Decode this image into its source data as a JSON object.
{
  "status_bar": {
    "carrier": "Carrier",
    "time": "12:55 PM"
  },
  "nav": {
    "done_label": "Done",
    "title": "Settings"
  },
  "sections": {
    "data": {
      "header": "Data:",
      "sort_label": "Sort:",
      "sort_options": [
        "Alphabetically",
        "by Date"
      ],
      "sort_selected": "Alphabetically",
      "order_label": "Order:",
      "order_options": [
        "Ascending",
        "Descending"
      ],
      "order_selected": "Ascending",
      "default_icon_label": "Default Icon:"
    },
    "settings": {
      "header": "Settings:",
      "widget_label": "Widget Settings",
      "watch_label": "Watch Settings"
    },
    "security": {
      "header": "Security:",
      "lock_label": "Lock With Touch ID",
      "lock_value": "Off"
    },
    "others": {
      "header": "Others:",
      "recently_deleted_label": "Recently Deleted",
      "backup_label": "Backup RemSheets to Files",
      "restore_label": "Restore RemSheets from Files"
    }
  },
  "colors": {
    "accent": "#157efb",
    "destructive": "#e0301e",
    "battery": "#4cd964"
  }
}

-------------------------

* WHAT TO PRODUCE *
Write out all the records above again, exactly as they stand.

* RESPONSE TO THIS TASK *
Decode this image into its source data as a JSON object.
{
  "status_bar": {
    "carrier": "Carrier",
    "time": "12:55 PM"
  },
  "nav": {
    "done_label": "Done",
    "title": "Settings"
  },
  "sections": {
    "data": {
      "header": "Data:",
      "sort_label": "Sort:",
      "sort_options": [
        "Alphabetically",
        "by Date"
      ],
      "sort_selected": "Alphabetically",
      "order_label": "Order:",
      "order_options": [
        "Ascending",
        "Descending"
      ],
      "order_selected": "Ascending",
      "default_icon_label": "Default Icon:"
    },
    "settings": {
      "header": "Settings:",
      "widget_label": "Widget Settings",
      "watch_label": "Watch Settings"
    },
    "security": {
      "header": "Security:",
      "lock_label": "Lock With Touch ID",
      "lock_value": "Off"
    },
    "others": {
      "header": "Others:",
      "recently_deleted_label": "Recently Deleted",
      "backup_label": "Backup RemSheets to Files",
      "restore_label": "Restore RemSheets from Files"
    }
  },
  "colors": {
    "accent": "#157efb",
    "destructive": "#e0301e",
    "battery": "#4cd964"
  }
}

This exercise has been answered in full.